_PASSAGE TO READ_

Participants : Olivier Teytaud [correspondent] , Hassen Doghmen, Jean-Baptiste Hoock.

MoGo and its Franco-Taiwanese counterpart MoGoTW is a Monte-Carlo Tree Search program for the game of Go, which made several milestones of computer-Go in the past (first wins against professional players in 19x19; first win with disadvantageous side in 9x9 Go); MoGo has had new developments as follows:

  • A Meta-MCTS module (inspired by the collaboration with Tristan Cazenave in the ANR EXPLO-RA project), which provided both a huge opening book in 9x9 and an approximate solving of 7x7 Go[24] .

  • Following the “poolRave” modification, introduction of machine learning and statistics into MCTS, such as:

    • Bernstein Races [41] (for offline educating Monte-Carlo simulations).

    These developments have been summarized and compared in [93] .

_PROVIDED MATERIAL_

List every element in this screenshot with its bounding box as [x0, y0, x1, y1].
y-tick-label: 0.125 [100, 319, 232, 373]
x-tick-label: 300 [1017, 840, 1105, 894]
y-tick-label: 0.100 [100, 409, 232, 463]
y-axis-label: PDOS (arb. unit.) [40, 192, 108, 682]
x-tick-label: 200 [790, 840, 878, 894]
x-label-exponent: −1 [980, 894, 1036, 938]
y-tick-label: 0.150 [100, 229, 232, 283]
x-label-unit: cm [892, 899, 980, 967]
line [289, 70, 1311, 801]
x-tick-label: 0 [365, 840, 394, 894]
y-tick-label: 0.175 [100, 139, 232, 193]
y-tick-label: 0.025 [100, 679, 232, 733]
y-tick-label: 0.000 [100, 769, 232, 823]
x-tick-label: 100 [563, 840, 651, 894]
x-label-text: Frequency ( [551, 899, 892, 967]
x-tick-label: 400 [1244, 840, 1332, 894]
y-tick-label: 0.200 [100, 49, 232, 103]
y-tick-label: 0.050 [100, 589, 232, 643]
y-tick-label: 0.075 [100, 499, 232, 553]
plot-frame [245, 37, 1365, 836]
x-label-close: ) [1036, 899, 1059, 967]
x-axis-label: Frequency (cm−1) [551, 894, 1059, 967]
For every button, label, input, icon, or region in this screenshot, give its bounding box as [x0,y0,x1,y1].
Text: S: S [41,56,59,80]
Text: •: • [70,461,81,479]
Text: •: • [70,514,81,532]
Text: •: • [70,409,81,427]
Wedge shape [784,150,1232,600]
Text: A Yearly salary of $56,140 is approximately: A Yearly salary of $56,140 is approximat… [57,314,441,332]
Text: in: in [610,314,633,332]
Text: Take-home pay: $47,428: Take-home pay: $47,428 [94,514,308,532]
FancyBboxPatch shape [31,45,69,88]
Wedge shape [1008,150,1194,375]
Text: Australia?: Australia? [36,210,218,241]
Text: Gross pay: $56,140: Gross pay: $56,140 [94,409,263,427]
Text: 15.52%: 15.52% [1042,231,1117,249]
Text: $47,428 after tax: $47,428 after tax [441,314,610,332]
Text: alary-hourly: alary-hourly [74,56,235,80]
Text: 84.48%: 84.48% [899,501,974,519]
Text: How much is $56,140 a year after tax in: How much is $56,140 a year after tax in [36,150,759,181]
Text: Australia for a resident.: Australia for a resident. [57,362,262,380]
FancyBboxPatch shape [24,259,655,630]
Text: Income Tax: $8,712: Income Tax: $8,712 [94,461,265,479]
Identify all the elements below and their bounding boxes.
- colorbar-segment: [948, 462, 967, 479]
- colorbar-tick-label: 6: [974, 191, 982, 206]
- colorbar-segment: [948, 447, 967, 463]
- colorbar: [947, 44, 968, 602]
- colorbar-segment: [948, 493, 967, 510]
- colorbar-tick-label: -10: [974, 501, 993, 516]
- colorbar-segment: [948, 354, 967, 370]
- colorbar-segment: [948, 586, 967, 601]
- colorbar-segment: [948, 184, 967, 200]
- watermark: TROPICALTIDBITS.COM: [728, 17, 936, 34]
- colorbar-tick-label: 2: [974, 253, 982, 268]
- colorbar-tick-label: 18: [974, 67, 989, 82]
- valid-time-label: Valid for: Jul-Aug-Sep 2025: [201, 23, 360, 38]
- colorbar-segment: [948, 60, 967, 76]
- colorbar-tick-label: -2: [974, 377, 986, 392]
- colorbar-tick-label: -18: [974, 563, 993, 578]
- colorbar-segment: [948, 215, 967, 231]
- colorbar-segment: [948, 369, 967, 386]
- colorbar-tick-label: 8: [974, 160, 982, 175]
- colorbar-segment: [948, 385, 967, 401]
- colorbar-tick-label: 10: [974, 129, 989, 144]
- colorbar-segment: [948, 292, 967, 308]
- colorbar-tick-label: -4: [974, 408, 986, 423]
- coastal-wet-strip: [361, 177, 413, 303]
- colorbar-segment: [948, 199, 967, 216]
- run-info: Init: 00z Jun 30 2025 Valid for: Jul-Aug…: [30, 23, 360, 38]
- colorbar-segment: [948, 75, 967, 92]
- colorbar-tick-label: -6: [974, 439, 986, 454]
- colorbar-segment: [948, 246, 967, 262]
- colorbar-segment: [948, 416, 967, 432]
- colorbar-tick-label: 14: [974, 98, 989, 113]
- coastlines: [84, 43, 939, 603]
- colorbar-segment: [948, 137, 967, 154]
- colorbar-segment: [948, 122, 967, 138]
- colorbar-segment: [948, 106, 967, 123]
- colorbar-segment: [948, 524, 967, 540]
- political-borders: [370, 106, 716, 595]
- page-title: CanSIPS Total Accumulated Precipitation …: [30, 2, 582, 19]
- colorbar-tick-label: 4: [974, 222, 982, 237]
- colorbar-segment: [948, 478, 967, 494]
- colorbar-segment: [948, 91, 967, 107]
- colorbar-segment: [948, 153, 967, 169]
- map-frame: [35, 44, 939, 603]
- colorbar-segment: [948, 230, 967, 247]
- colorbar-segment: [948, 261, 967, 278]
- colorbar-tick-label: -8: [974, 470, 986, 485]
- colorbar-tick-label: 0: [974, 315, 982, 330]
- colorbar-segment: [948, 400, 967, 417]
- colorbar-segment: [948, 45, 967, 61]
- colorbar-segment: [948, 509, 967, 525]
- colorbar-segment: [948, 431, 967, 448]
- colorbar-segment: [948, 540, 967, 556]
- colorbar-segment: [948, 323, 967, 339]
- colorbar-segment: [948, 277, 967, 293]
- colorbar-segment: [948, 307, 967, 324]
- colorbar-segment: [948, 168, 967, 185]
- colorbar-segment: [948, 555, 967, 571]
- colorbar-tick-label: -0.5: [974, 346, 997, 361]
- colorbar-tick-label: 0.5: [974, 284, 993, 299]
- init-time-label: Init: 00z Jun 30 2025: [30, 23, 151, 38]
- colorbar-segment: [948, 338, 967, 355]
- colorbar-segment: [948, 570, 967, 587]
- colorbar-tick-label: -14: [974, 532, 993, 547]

_EXERCISES TO COMPLETE_
a) In the MoGo text, which project included the collaboration with Tristan Cazenave that inspired the Meta-MCTS module?
b) Carry the text on MoGo forward from its last sentence.

_RESULTS FOR THE EXERCISE_
a) The ANR EXPLO-RA project.

b)
  • Variants of Go: we tested variants of Go, in particular blind variants; this suggests that in such frameworks playing theoretically suboptimal moves helps a lot, because such unnatural moves are harder to memorize. A preliminary related publication is [25] ; some additional results are to be published. Another interesting variant is random-Go, starting from a randomly generated board; such situations are much harder for humans, and, interestingly, our program was competitive in front of a 6D player (ranked 4th in a world amateur championship and former French champion) on a 19x19 board[40] .

MoGo's development team was awarded the 2010 ChessBase award for the best contribution to Computer-Games.